**What you will do:** Copy every entry word for word. Skip the pictures.

**Entries:**
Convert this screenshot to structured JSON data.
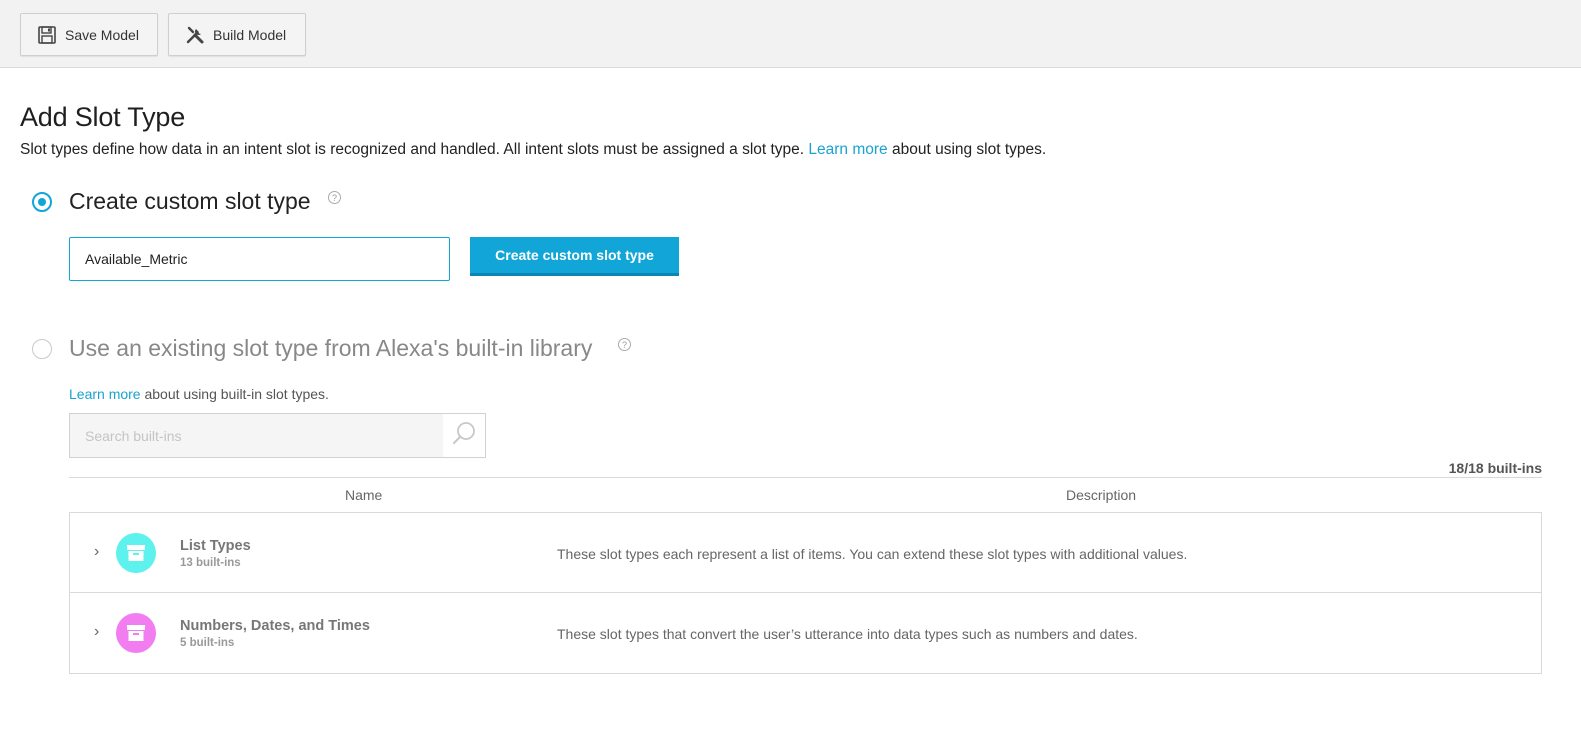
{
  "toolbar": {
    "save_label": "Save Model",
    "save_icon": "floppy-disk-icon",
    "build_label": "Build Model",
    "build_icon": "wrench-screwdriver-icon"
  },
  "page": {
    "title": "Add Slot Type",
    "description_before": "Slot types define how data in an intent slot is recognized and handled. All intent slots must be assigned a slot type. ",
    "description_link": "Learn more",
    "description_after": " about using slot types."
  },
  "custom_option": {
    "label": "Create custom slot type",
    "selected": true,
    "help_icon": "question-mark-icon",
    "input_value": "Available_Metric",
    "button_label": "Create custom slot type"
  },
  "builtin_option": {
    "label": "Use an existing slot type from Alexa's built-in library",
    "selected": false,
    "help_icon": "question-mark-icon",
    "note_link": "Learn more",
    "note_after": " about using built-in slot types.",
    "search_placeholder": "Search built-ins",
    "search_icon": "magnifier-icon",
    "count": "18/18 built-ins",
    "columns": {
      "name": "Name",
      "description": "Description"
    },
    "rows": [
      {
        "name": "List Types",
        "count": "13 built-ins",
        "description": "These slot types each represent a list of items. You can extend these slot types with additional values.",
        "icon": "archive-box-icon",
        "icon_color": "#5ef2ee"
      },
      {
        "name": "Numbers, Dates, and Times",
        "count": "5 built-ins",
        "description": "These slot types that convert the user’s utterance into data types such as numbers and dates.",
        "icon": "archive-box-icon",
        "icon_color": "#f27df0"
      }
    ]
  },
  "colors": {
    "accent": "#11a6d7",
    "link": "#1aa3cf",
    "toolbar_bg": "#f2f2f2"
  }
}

**Expected output:**
Convert this screenshot to structured JSON data.
{
  "toolbar": {
    "save_label": "Save Model",
    "save_icon": "floppy-disk-icon",
    "build_label": "Build Model",
    "build_icon": "wrench-screwdriver-icon"
  },
  "page": {
    "title": "Add Slot Type",
    "description_before": "Slot types define how data in an intent slot is recognized and handled. All intent slots must be assigned a slot type. ",
    "description_link": "Learn more",
    "description_after": " about using slot types."
  },
  "custom_option": {
    "label": "Create custom slot type",
    "selected": true,
    "help_icon": "question-mark-icon",
    "input_value": "Available_Metric",
    "button_label": "Create custom slot type"
  },
  "builtin_option": {
    "label": "Use an existing slot type from Alexa's built-in library",
    "selected": false,
    "help_icon": "question-mark-icon",
    "note_link": "Learn more",
    "note_after": " about using built-in slot types.",
    "search_placeholder": "Search built-ins",
    "search_icon": "magnifier-icon",
    "count": "18/18 built-ins",
    "columns": {
      "name": "Name",
      "description": "Description"
    },
    "rows": [
      {
        "name": "List Types",
        "count": "13 built-ins",
        "description": "These slot types each represent a list of items. You can extend these slot types with additional values.",
        "icon": "archive-box-icon",
        "icon_color": "#5ef2ee"
      },
      {
        "name": "Numbers, Dates, and Times",
        "count": "5 built-ins",
        "description": "These slot types that convert the user’s utterance into data types such as numbers and dates.",
        "icon": "archive-box-icon",
        "icon_color": "#f27df0"
      }
    ]
  },
  "colors": {
    "accent": "#11a6d7",
    "link": "#1aa3cf",
    "toolbar_bg": "#f2f2f2"
  }
}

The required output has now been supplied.